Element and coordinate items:
━━━━

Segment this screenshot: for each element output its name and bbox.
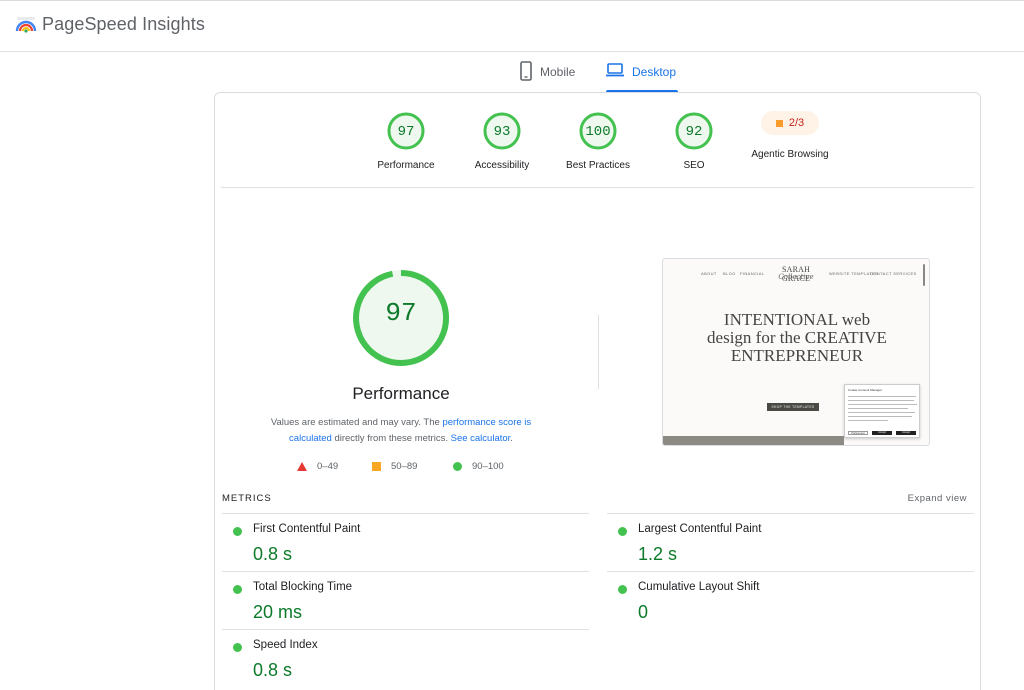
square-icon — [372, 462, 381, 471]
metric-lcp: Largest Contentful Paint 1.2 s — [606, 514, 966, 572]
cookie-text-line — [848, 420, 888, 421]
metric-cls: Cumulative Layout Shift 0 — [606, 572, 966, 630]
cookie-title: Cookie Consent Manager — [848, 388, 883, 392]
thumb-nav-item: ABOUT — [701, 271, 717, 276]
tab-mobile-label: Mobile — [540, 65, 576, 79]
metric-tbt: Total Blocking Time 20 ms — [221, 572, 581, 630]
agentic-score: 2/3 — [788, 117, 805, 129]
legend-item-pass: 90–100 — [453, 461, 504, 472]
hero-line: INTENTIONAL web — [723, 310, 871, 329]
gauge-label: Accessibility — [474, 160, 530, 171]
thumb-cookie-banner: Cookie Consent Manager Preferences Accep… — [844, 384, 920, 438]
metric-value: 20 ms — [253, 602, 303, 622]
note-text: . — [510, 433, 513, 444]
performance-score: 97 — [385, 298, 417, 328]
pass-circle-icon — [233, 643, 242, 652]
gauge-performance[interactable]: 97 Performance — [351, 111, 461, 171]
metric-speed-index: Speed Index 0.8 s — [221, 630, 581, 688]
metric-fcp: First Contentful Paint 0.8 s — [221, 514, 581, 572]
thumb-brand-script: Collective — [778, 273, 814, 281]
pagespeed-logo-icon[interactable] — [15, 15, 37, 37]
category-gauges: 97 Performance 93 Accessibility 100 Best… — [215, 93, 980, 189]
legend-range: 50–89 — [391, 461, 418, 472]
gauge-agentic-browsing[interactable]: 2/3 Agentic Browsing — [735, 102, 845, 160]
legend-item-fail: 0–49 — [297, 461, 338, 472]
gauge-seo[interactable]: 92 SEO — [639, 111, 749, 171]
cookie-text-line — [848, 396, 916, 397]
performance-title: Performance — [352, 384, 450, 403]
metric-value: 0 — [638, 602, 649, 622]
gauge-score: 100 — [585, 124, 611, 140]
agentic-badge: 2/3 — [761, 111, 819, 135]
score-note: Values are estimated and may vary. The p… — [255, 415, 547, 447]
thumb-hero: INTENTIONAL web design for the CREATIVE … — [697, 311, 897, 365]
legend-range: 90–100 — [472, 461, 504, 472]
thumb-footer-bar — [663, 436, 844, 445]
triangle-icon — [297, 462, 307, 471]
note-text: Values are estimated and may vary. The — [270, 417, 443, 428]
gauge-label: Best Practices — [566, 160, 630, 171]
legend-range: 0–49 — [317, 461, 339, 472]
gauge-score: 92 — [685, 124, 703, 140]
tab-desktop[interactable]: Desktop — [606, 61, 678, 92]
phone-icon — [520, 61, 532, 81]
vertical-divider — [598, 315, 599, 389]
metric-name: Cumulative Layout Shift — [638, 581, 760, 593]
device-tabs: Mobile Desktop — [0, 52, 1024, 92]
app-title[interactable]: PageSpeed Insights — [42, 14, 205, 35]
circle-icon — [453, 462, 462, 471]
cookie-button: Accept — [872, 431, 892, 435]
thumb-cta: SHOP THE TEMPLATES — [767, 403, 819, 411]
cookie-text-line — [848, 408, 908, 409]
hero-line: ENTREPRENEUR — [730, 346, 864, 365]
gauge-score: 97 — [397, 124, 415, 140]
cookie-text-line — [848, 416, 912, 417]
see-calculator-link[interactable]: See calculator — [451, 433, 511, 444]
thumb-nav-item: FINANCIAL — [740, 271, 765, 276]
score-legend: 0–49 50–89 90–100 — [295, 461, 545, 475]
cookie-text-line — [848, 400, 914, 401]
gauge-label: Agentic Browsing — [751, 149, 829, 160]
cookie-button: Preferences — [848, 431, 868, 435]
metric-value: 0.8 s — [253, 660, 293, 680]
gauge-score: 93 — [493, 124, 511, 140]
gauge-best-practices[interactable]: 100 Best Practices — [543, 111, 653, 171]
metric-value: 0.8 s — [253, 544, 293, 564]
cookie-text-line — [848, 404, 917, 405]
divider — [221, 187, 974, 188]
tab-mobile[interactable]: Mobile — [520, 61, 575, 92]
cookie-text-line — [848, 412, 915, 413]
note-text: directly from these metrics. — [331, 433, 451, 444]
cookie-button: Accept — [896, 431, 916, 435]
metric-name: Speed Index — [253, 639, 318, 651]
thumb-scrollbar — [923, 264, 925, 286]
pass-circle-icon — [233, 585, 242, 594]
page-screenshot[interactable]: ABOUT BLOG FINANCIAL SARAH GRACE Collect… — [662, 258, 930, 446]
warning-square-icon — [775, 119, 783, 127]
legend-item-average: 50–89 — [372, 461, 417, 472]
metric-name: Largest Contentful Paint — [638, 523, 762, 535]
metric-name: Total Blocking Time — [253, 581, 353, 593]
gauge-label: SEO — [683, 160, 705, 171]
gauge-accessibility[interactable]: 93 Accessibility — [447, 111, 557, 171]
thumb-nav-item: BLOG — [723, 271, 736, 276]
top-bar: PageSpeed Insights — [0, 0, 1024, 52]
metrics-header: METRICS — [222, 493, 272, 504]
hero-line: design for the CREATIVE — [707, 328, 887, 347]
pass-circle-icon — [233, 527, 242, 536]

━━━━

Can you copy the lines of the items verbatim, from the one containing "square-icon — [372, 462, 381, 471]" through the one containing "tab-mobile-label: Mobile — [540, 65, 576, 79]"?

square-icon — [372, 462, 381, 471]
metric-lcp: Largest Contentful Paint 1.2 s — [606, 514, 966, 572]
cookie-text-line — [848, 420, 888, 421]
metric-cls: Cumulative Layout Shift 0 — [606, 572, 966, 630]
cookie-title: Cookie Consent Manager — [848, 388, 883, 392]
thumb-nav-item: ABOUT — [701, 271, 717, 276]
tab-mobile-label: Mobile — [540, 65, 576, 79]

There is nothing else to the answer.